TASK TO COMPLETE:
Quote each record exactly, please, leaving none out.

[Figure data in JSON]
+===+
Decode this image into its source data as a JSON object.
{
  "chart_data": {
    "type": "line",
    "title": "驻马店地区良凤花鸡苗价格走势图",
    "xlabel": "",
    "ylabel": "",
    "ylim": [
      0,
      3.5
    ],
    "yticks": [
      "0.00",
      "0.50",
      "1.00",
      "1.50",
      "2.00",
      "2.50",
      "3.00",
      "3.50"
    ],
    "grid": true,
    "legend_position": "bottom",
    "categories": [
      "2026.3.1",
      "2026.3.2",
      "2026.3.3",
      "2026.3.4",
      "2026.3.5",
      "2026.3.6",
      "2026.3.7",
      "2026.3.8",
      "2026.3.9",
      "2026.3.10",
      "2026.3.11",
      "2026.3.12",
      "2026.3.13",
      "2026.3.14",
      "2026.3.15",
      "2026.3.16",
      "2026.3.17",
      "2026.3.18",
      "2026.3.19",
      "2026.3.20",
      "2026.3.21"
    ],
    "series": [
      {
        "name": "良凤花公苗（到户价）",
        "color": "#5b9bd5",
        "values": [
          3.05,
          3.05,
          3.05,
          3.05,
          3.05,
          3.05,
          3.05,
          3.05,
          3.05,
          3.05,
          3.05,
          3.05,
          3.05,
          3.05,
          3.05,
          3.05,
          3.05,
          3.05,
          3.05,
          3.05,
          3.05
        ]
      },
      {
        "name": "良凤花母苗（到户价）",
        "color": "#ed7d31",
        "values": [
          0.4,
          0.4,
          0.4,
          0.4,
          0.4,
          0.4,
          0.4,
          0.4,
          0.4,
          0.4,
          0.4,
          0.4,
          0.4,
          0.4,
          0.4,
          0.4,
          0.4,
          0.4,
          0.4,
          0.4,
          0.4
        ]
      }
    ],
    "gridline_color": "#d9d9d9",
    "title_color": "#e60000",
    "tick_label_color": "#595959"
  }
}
+===+
RESPONSE TO THE EXERCISE:
Decode this image into its source data as a JSON object.
{
  "chart_data": {
    "type": "line",
    "title": "驻马店地区良凤花鸡苗价格走势图",
    "xlabel": "",
    "ylabel": "",
    "ylim": [
      0,
      3.5
    ],
    "yticks": [
      "0.00",
      "0.50",
      "1.00",
      "1.50",
      "2.00",
      "2.50",
      "3.00",
      "3.50"
    ],
    "grid": true,
    "legend_position": "bottom",
    "categories": [
      "2026.3.1",
      "2026.3.2",
      "2026.3.3",
      "2026.3.4",
      "2026.3.5",
      "2026.3.6",
      "2026.3.7",
      "2026.3.8",
      "2026.3.9",
      "2026.3.10",
      "2026.3.11",
      "2026.3.12",
      "2026.3.13",
      "2026.3.14",
      "2026.3.15",
      "2026.3.16",
      "2026.3.17",
      "2026.3.18",
      "2026.3.19",
      "2026.3.20",
      "2026.3.21"
    ],
    "series": [
      {
        "name": "良凤花公苗（到户价）",
        "color": "#5b9bd5",
        "values": [
          3.05,
          3.05,
          3.05,
          3.05,
          3.05,
          3.05,
          3.05,
          3.05,
          3.05,
          3.05,
          3.05,
          3.05,
          3.05,
          3.05,
          3.05,
          3.05,
          3.05,
          3.05,
          3.05,
          3.05,
          3.05
        ]
      },
      {
        "name": "良凤花母苗（到户价）",
        "color": "#ed7d31",
        "values": [
          0.4,
          0.4,
          0.4,
          0.4,
          0.4,
          0.4,
          0.4,
          0.4,
          0.4,
          0.4,
          0.4,
          0.4,
          0.4,
          0.4,
          0.4,
          0.4,
          0.4,
          0.4,
          0.4,
          0.4,
          0.4
        ]
      }
    ],
    "gridline_color": "#d9d9d9",
    "title_color": "#e60000",
    "tick_label_color": "#595959"
  }
}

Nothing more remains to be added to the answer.